## [TASK DESCRIPTION]
Find each line with the string "frac" and copy it.

Start EXTRACTED MATERIAL

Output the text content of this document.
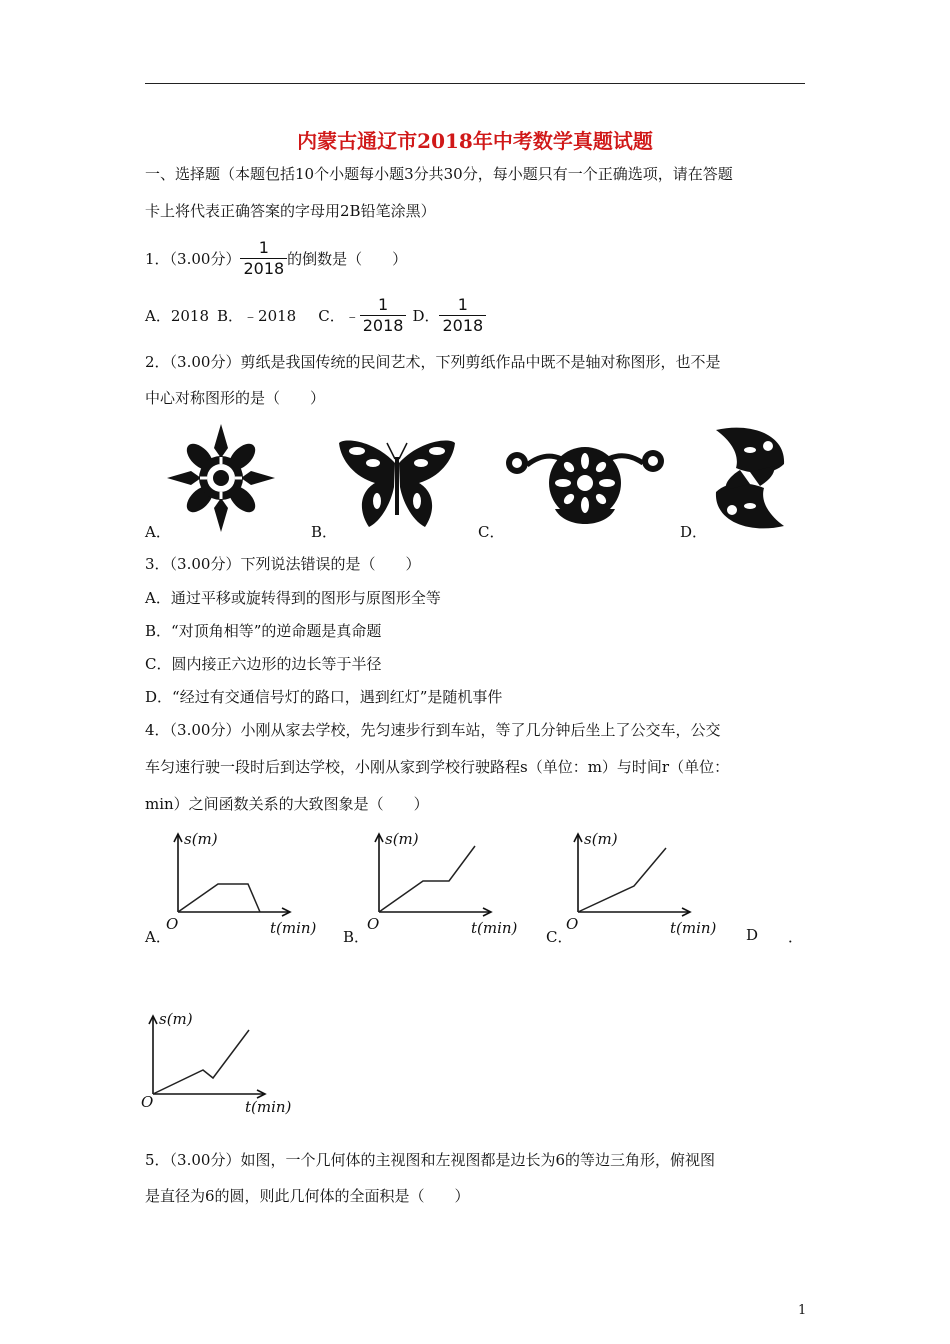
内蒙古通辽市2018年中考数学真题试题
一、选择题（本题包括10个小题每小题3分共30分，每小题只有一个正确选项，请在答题
卡上将代表正确答案的字母用2B铅笔涂黑）
1．（3.00分） $\frac{1}{2018}$ 的倒数是（　　）
A．2018 B．﹣2018 C． ﹣ $\frac{1}{2018}$ D． $\frac{1}{2018}$
2．（3.00分）剪纸是我国传统的民间艺术，下列剪纸作品中既不是轴对称图形，也不是
中心对称图形的是（　　）
A．	B．	C．	D．
3．（3.00分）下列说法错误的是（　　）
A．通过平移或旋转得到的图形与原图形全等
B．“对顶角相等”的逆命题是真命题
C．圆内接正六边形的边长等于半径
D．“经过有交通信号灯的路口，遇到红灯”是随机事件
4．（3.00分）小刚从家去学校，先匀速步行到车站，等了几分钟后坐上了公交车，公交
车匀速行驶一段时后到达学校，小刚从家到学校行驶路程s（单位：m）与时间r（单位：
min）之间函数关系的大致图象是（　　）
s(m)
O	t(min)
s(m)
O	t(min)
s(m)
O	t(min)
A．	B．	C．	D ．
s(m)
O	t(min)
5．（3.00分）如图，一个几何体的主视图和左视图都是边长为6的等边三角形，俯视图
是直径为6的圆，则此几何体的全面积是（　　）
1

End EXTRACTED MATERIAL

## [EXERCISE RESULT]
1．（3.00分） $\frac{1}{2018}$ 的倒数是（　　）
A．2018 B．﹣2018 C． ﹣ $\frac{1}{2018}$ D． $\frac{1}{2018}$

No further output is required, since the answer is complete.